**Part of a data file**
________________

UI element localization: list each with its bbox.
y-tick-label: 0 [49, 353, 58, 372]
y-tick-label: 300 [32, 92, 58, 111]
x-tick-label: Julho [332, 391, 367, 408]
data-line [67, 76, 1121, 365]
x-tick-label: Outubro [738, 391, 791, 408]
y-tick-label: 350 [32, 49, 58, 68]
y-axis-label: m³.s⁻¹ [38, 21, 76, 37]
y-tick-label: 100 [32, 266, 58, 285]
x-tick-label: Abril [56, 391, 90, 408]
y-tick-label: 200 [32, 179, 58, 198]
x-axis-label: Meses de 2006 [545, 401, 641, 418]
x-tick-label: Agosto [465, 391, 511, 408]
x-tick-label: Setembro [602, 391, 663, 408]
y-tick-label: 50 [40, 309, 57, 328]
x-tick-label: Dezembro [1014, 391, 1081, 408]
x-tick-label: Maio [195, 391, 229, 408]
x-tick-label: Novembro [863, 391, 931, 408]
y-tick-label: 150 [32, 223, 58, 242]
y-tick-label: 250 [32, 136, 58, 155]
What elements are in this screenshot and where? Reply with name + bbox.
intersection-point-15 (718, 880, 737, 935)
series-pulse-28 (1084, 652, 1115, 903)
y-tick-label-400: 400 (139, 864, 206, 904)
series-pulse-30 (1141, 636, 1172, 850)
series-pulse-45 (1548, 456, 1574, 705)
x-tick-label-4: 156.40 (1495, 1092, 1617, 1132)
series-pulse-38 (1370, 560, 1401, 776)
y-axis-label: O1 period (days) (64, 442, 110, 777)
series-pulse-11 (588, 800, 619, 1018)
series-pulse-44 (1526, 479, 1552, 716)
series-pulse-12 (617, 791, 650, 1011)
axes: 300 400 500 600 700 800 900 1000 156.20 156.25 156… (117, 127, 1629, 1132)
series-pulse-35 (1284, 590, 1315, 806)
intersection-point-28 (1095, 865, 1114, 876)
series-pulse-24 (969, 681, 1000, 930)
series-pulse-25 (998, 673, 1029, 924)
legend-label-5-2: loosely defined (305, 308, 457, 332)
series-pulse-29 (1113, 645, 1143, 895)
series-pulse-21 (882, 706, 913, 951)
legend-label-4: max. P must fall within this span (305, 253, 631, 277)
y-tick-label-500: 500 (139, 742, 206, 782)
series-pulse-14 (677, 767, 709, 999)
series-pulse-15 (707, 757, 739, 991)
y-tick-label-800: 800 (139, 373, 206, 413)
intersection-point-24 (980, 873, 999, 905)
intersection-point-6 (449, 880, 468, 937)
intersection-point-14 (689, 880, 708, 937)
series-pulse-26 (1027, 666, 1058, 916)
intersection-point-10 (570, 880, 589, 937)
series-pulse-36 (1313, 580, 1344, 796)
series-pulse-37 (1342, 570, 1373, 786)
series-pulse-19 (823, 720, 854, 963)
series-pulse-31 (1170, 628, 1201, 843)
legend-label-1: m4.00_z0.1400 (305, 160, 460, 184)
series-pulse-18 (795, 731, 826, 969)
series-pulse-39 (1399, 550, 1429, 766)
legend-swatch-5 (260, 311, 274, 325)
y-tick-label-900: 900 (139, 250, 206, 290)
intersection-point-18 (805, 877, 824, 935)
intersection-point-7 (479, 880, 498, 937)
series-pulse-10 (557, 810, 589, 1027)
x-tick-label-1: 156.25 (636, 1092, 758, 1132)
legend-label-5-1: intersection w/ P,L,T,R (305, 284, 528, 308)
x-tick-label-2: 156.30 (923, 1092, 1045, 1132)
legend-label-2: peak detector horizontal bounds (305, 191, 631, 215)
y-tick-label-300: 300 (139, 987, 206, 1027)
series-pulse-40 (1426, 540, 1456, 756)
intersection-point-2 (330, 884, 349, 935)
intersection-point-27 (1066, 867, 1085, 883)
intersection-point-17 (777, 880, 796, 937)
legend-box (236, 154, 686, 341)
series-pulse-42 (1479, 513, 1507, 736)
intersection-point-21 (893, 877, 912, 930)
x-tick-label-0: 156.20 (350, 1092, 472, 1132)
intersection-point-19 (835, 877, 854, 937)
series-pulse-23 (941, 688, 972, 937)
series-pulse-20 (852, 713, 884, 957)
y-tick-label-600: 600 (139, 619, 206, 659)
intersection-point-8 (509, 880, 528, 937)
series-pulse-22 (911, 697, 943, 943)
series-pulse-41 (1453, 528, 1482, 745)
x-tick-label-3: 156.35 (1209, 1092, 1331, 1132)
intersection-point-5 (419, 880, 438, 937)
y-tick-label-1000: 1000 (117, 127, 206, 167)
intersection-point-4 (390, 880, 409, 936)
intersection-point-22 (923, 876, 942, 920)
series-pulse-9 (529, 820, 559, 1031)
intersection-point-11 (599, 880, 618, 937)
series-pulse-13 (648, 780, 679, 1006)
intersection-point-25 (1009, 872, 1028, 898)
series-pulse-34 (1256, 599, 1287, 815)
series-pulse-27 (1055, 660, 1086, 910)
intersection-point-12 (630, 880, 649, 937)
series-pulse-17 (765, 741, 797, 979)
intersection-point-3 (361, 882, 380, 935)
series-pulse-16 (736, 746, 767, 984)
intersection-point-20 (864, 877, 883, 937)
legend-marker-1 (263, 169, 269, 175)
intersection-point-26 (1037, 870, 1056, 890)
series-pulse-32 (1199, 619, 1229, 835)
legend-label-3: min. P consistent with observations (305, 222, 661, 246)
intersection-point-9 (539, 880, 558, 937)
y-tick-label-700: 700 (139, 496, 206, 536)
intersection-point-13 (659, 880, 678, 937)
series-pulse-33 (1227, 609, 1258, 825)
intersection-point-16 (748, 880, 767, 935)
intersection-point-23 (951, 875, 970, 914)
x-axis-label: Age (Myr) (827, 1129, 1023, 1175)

________________

**Task**
Copy out the records from the very start through the line containing "y-tick-label: 100 [32, 266, 58, 285]", including both ends.

**Result below**
UI element localization: list each with its bbox.
y-tick-label: 0 [49, 353, 58, 372]
y-tick-label: 300 [32, 92, 58, 111]
x-tick-label: Julho [332, 391, 367, 408]
data-line [67, 76, 1121, 365]
x-tick-label: Outubro [738, 391, 791, 408]
y-tick-label: 350 [32, 49, 58, 68]
y-axis-label: m³.s⁻¹ [38, 21, 76, 37]
y-tick-label: 100 [32, 266, 58, 285]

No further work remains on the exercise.